-- Start of RAW DATA --

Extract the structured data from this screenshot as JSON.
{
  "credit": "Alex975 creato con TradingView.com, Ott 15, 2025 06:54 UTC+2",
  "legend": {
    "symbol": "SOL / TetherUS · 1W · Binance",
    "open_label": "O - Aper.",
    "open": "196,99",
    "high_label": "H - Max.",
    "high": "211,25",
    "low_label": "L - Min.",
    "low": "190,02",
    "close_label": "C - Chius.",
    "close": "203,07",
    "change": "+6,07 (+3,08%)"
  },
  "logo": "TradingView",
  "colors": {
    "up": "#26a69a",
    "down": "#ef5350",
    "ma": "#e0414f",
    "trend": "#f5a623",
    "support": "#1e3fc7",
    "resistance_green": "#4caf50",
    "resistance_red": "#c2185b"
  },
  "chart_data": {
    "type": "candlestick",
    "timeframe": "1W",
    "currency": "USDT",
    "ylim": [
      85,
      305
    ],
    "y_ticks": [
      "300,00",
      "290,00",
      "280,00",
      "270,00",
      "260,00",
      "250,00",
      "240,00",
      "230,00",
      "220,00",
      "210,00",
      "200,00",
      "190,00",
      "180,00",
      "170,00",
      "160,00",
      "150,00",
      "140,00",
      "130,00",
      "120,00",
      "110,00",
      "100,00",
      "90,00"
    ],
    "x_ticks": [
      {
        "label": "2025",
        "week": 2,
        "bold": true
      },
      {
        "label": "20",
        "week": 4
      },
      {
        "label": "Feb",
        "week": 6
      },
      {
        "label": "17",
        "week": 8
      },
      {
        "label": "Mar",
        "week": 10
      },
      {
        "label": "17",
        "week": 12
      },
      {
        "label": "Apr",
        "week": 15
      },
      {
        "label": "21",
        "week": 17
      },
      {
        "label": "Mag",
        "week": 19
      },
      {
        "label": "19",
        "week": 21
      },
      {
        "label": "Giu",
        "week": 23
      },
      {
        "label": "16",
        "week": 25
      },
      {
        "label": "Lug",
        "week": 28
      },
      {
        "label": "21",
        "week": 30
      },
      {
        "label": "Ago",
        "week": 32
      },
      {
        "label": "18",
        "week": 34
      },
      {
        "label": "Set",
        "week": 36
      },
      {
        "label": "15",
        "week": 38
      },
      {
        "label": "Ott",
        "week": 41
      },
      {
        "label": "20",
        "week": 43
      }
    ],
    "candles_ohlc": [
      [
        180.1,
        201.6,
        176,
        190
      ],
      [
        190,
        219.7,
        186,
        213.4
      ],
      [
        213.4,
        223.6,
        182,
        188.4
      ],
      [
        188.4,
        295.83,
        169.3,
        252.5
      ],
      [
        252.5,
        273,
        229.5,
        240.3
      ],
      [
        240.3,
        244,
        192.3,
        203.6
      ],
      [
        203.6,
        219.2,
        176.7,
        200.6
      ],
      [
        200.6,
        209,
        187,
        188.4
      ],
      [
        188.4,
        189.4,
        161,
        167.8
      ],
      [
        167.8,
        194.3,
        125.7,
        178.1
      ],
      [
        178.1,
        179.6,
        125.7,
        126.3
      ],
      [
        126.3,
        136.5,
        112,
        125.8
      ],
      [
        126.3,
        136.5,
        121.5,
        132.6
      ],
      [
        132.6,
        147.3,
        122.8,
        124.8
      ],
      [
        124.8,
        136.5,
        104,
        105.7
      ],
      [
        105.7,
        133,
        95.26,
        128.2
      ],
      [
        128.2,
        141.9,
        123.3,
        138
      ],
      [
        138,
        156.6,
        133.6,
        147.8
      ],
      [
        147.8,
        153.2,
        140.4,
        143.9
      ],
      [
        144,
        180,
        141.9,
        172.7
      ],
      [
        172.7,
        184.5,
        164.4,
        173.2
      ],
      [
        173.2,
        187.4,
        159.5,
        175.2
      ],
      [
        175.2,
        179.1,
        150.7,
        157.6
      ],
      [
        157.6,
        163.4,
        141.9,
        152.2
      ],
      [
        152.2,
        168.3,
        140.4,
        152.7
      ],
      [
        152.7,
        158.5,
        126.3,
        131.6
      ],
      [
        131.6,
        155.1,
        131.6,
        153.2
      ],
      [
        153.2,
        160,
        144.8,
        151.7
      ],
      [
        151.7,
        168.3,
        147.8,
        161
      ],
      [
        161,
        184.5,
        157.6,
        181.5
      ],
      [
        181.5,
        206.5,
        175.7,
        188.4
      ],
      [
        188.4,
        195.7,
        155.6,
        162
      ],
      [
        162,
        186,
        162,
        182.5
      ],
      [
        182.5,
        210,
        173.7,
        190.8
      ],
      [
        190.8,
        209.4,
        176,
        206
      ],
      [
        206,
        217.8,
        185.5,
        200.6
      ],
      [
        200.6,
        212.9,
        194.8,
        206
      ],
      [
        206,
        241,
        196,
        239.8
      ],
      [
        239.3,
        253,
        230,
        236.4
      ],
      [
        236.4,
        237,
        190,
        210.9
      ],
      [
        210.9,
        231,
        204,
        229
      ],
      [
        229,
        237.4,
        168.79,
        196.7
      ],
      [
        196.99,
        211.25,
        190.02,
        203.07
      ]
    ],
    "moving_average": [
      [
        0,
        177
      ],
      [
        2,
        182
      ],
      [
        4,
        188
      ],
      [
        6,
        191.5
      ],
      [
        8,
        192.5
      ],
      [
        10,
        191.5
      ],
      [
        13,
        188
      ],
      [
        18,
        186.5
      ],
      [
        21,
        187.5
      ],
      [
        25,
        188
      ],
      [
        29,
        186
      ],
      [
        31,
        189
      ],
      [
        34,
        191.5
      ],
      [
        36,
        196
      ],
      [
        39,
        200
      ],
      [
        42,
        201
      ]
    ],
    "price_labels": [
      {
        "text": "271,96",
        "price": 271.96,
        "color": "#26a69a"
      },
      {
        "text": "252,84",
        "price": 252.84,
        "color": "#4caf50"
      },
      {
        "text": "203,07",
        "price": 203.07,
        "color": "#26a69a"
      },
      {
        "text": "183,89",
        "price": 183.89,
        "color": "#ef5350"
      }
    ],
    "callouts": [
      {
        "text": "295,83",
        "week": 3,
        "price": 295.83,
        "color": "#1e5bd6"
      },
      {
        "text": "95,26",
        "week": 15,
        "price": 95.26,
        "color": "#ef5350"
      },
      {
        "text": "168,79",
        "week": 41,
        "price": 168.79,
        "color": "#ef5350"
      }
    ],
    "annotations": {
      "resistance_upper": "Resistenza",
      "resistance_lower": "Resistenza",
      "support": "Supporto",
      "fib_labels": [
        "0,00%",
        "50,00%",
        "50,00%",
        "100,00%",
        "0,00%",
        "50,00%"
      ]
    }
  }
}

-- End of RAW DATA --

Go through the records above and retype each one exactly.

Extract the structured data from this screenshot as JSON.
{
  "credit": "Alex975 creato con TradingView.com, Ott 15, 2025 06:54 UTC+2",
  "legend": {
    "symbol": "SOL / TetherUS · 1W · Binance",
    "open_label": "O - Aper.",
    "open": "196,99",
    "high_label": "H - Max.",
    "high": "211,25",
    "low_label": "L - Min.",
    "low": "190,02",
    "close_label": "C - Chius.",
    "close": "203,07",
    "change": "+6,07 (+3,08%)"
  },
  "logo": "TradingView",
  "colors": {
    "up": "#26a69a",
    "down": "#ef5350",
    "ma": "#e0414f",
    "trend": "#f5a623",
    "support": "#1e3fc7",
    "resistance_green": "#4caf50",
    "resistance_red": "#c2185b"
  },
  "chart_data": {
    "type": "candlestick",
    "timeframe": "1W",
    "currency": "USDT",
    "ylim": [
      85,
      305
    ],
    "y_ticks": [
      "300,00",
      "290,00",
      "280,00",
      "270,00",
      "260,00",
      "250,00",
      "240,00",
      "230,00",
      "220,00",
      "210,00",
      "200,00",
      "190,00",
      "180,00",
      "170,00",
      "160,00",
      "150,00",
      "140,00",
      "130,00",
      "120,00",
      "110,00",
      "100,00",
      "90,00"
    ],
    "x_ticks": [
      {
        "label": "2025",
        "week": 2,
        "bold": true
      },
      {
        "label": "20",
        "week": 4
      },
      {
        "label": "Feb",
        "week": 6
      },
      {
        "label": "17",
        "week": 8
      },
      {
        "label": "Mar",
        "week": 10
      },
      {
        "label": "17",
        "week": 12
      },
      {
        "label": "Apr",
        "week": 15
      },
      {
        "label": "21",
        "week": 17
      },
      {
        "label": "Mag",
        "week": 19
      },
      {
        "label": "19",
        "week": 21
      },
      {
        "label": "Giu",
        "week": 23
      },
      {
        "label": "16",
        "week": 25
      },
      {
        "label": "Lug",
        "week": 28
      },
      {
        "label": "21",
        "week": 30
      },
      {
        "label": "Ago",
        "week": 32
      },
      {
        "label": "18",
        "week": 34
      },
      {
        "label": "Set",
        "week": 36
      },
      {
        "label": "15",
        "week": 38
      },
      {
        "label": "Ott",
        "week": 41
      },
      {
        "label": "20",
        "week": 43
      }
    ],
    "candles_ohlc": [
      [
        180.1,
        201.6,
        176,
        190
      ],
      [
        190,
        219.7,
        186,
        213.4
      ],
      [
        213.4,
        223.6,
        182,
        188.4
      ],
      [
        188.4,
        295.83,
        169.3,
        252.5
      ],
      [
        252.5,
        273,
        229.5,
        240.3
      ],
      [
        240.3,
        244,
        192.3,
        203.6
      ],
      [
        203.6,
        219.2,
        176.7,
        200.6
      ],
      [
        200.6,
        209,
        187,
        188.4
      ],
      [
        188.4,
        189.4,
        161,
        167.8
      ],
      [
        167.8,
        194.3,
        125.7,
        178.1
      ],
      [
        178.1,
        179.6,
        125.7,
        126.3
      ],
      [
        126.3,
        136.5,
        112,
        125.8
      ],
      [
        126.3,
        136.5,
        121.5,
        132.6
      ],
      [
        132.6,
        147.3,
        122.8,
        124.8
      ],
      [
        124.8,
        136.5,
        104,
        105.7
      ],
      [
        105.7,
        133,
        95.26,
        128.2
      ],
      [
        128.2,
        141.9,
        123.3,
        138
      ],
      [
        138,
        156.6,
        133.6,
        147.8
      ],
      [
        147.8,
        153.2,
        140.4,
        143.9
      ],
      [
        144,
        180,
        141.9,
        172.7
      ],
      [
        172.7,
        184.5,
        164.4,
        173.2
      ],
      [
        173.2,
        187.4,
        159.5,
        175.2
      ],
      [
        175.2,
        179.1,
        150.7,
        157.6
      ],
      [
        157.6,
        163.4,
        141.9,
        152.2
      ],
      [
        152.2,
        168.3,
        140.4,
        152.7
      ],
      [
        152.7,
        158.5,
        126.3,
        131.6
      ],
      [
        131.6,
        155.1,
        131.6,
        153.2
      ],
      [
        153.2,
        160,
        144.8,
        151.7
      ],
      [
        151.7,
        168.3,
        147.8,
        161
      ],
      [
        161,
        184.5,
        157.6,
        181.5
      ],
      [
        181.5,
        206.5,
        175.7,
        188.4
      ],
      [
        188.4,
        195.7,
        155.6,
        162
      ],
      [
        162,
        186,
        162,
        182.5
      ],
      [
        182.5,
        210,
        173.7,
        190.8
      ],
      [
        190.8,
        209.4,
        176,
        206
      ],
      [
        206,
        217.8,
        185.5,
        200.6
      ],
      [
        200.6,
        212.9,
        194.8,
        206
      ],
      [
        206,
        241,
        196,
        239.8
      ],
      [
        239.3,
        253,
        230,
        236.4
      ],
      [
        236.4,
        237,
        190,
        210.9
      ],
      [
        210.9,
        231,
        204,
        229
      ],
      [
        229,
        237.4,
        168.79,
        196.7
      ],
      [
        196.99,
        211.25,
        190.02,
        203.07
      ]
    ],
    "moving_average": [
      [
        0,
        177
      ],
      [
        2,
        182
      ],
      [
        4,
        188
      ],
      [
        6,
        191.5
      ],
      [
        8,
        192.5
      ],
      [
        10,
        191.5
      ],
      [
        13,
        188
      ],
      [
        18,
        186.5
      ],
      [
        21,
        187.5
      ],
      [
        25,
        188
      ],
      [
        29,
        186
      ],
      [
        31,
        189
      ],
      [
        34,
        191.5
      ],
      [
        36,
        196
      ],
      [
        39,
        200
      ],
      [
        42,
        201
      ]
    ],
    "price_labels": [
      {
        "text": "271,96",
        "price": 271.96,
        "color": "#26a69a"
      },
      {
        "text": "252,84",
        "price": 252.84,
        "color": "#4caf50"
      },
      {
        "text": "203,07",
        "price": 203.07,
        "color": "#26a69a"
      },
      {
        "text": "183,89",
        "price": 183.89,
        "color": "#ef5350"
      }
    ],
    "callouts": [
      {
        "text": "295,83",
        "week": 3,
        "price": 295.83,
        "color": "#1e5bd6"
      },
      {
        "text": "95,26",
        "week": 15,
        "price": 95.26,
        "color": "#ef5350"
      },
      {
        "text": "168,79",
        "week": 41,
        "price": 168.79,
        "color": "#ef5350"
      }
    ],
    "annotations": {
      "resistance_upper": "Resistenza",
      "resistance_lower": "Resistenza",
      "support": "Supporto",
      "fib_labels": [
        "0,00%",
        "50,00%",
        "50,00%",
        "100,00%",
        "0,00%",
        "50,00%"
      ]
    }
  }
}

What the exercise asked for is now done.